**Instructions to follow**
Repeat the data word for word. Do not include the pictures.

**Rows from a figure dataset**

# # # #

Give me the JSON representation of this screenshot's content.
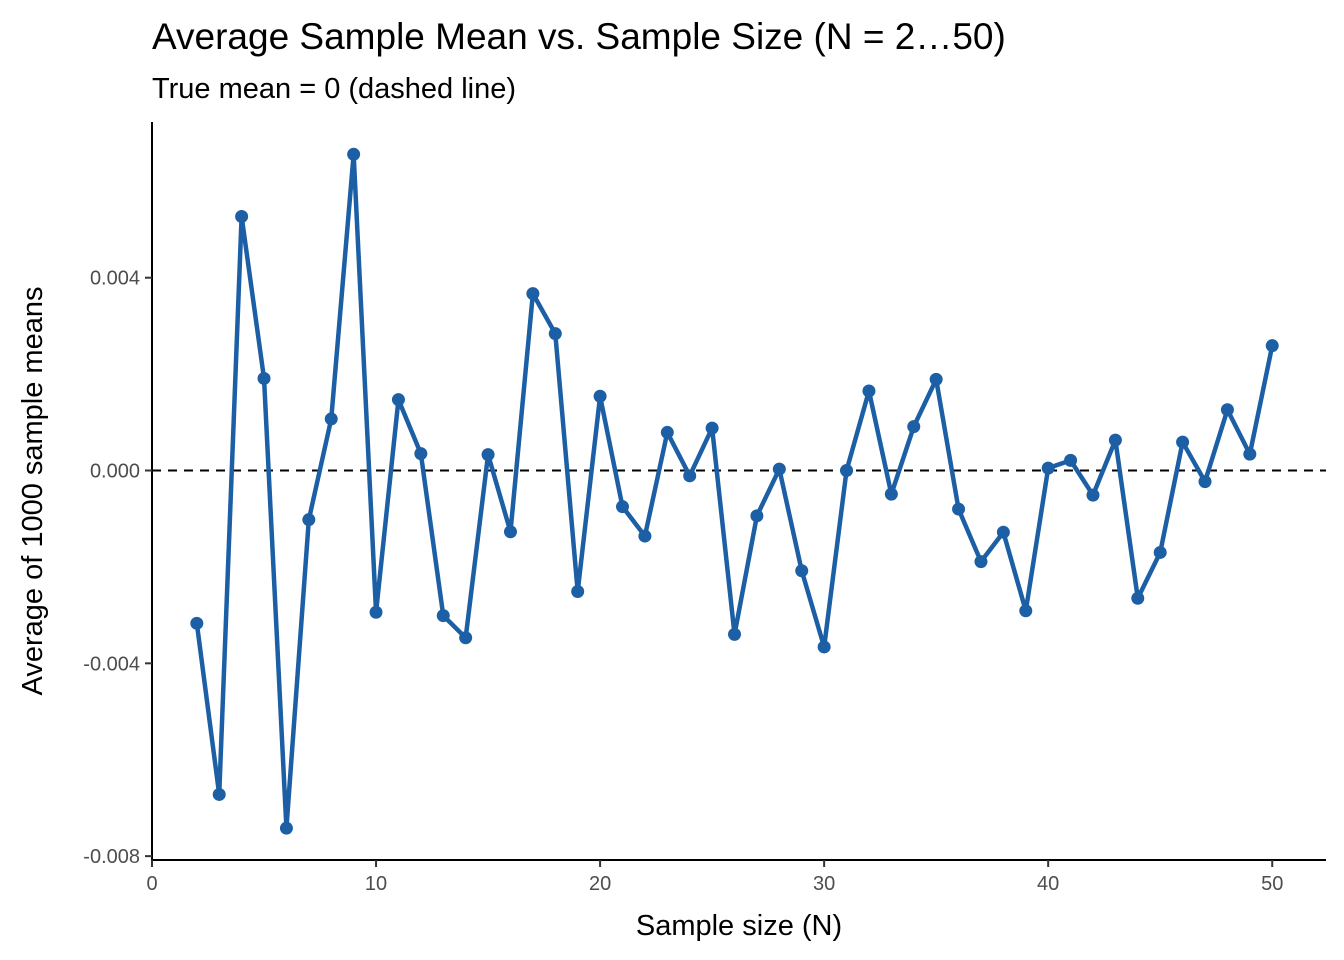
{
  "chart_data": {
    "type": "line",
    "title": "Average Sample Mean vs. Sample Size (N = 2…50)",
    "subtitle": "True mean = 0 (dashed line)",
    "xlabel": "Sample size (N)",
    "ylabel": "Average of 1000 sample means",
    "xlim": [
      0,
      52.4
    ],
    "ylim": [
      -0.00808,
      0.00723
    ],
    "x_ticks": [
      0,
      10,
      20,
      30,
      40,
      50
    ],
    "x_tick_labels": [
      "0",
      "10",
      "20",
      "30",
      "40",
      "50"
    ],
    "y_ticks": [
      -0.008,
      -0.004,
      0.0,
      0.004
    ],
    "y_tick_labels": [
      "-0.008",
      "-0.004",
      "0.000",
      "0.004"
    ],
    "reference_line": {
      "y": 0,
      "style": "dashed",
      "color": "#000000"
    },
    "grid": false,
    "legend": "none",
    "series": [
      {
        "color": "#1c5fa5",
        "x": [
          2,
          3,
          4,
          5,
          6,
          7,
          8,
          9,
          10,
          11,
          12,
          13,
          14,
          15,
          16,
          17,
          18,
          19,
          20,
          21,
          22,
          23,
          24,
          25,
          26,
          27,
          28,
          29,
          30,
          31,
          32,
          33,
          34,
          35,
          36,
          37,
          38,
          39,
          40,
          41,
          42,
          43,
          44,
          45,
          46,
          47,
          48,
          49,
          50
        ],
        "y": [
          -0.00317,
          -0.00672,
          0.00527,
          0.00191,
          -0.00742,
          -0.00102,
          0.00107,
          0.00656,
          -0.00294,
          0.00147,
          0.00035,
          -0.00301,
          -0.00347,
          0.00033,
          -0.00127,
          0.00367,
          0.00284,
          -0.00251,
          0.00154,
          -0.00075,
          -0.00136,
          0.00079,
          -0.00011,
          0.00088,
          -0.0034,
          -0.00094,
          3e-05,
          -0.00208,
          -0.00366,
          0.0,
          0.00165,
          -0.00049,
          0.00091,
          0.00189,
          -0.0008,
          -0.00189,
          -0.00128,
          -0.00291,
          5e-05,
          0.00021,
          -0.00051,
          0.00063,
          -0.00265,
          -0.0017,
          0.00059,
          -0.00023,
          0.00126,
          0.00034,
          0.00259
        ]
      }
    ]
  }
}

# # # #

**Answer to the task**
Give me the JSON representation of this screenshot's content.
{
  "chart_data": {
    "type": "line",
    "title": "Average Sample Mean vs. Sample Size (N = 2…50)",
    "subtitle": "True mean = 0 (dashed line)",
    "xlabel": "Sample size (N)",
    "ylabel": "Average of 1000 sample means",
    "xlim": [
      0,
      52.4
    ],
    "ylim": [
      -0.00808,
      0.00723
    ],
    "x_ticks": [
      0,
      10,
      20,
      30,
      40,
      50
    ],
    "x_tick_labels": [
      "0",
      "10",
      "20",
      "30",
      "40",
      "50"
    ],
    "y_ticks": [
      -0.008,
      -0.004,
      0.0,
      0.004
    ],
    "y_tick_labels": [
      "-0.008",
      "-0.004",
      "0.000",
      "0.004"
    ],
    "reference_line": {
      "y": 0,
      "style": "dashed",
      "color": "#000000"
    },
    "grid": false,
    "legend": "none",
    "series": [
      {
        "color": "#1c5fa5",
        "x": [
          2,
          3,
          4,
          5,
          6,
          7,
          8,
          9,
          10,
          11,
          12,
          13,
          14,
          15,
          16,
          17,
          18,
          19,
          20,
          21,
          22,
          23,
          24,
          25,
          26,
          27,
          28,
          29,
          30,
          31,
          32,
          33,
          34,
          35,
          36,
          37,
          38,
          39,
          40,
          41,
          42,
          43,
          44,
          45,
          46,
          47,
          48,
          49,
          50
        ],
        "y": [
          -0.00317,
          -0.00672,
          0.00527,
          0.00191,
          -0.00742,
          -0.00102,
          0.00107,
          0.00656,
          -0.00294,
          0.00147,
          0.00035,
          -0.00301,
          -0.00347,
          0.00033,
          -0.00127,
          0.00367,
          0.00284,
          -0.00251,
          0.00154,
          -0.00075,
          -0.00136,
          0.00079,
          -0.00011,
          0.00088,
          -0.0034,
          -0.00094,
          3e-05,
          -0.00208,
          -0.00366,
          0.0,
          0.00165,
          -0.00049,
          0.00091,
          0.00189,
          -0.0008,
          -0.00189,
          -0.00128,
          -0.00291,
          5e-05,
          0.00021,
          -0.00051,
          0.00063,
          -0.00265,
          -0.0017,
          0.00059,
          -0.00023,
          0.00126,
          0.00034,
          0.00259
        ]
      }
    ]
  }
}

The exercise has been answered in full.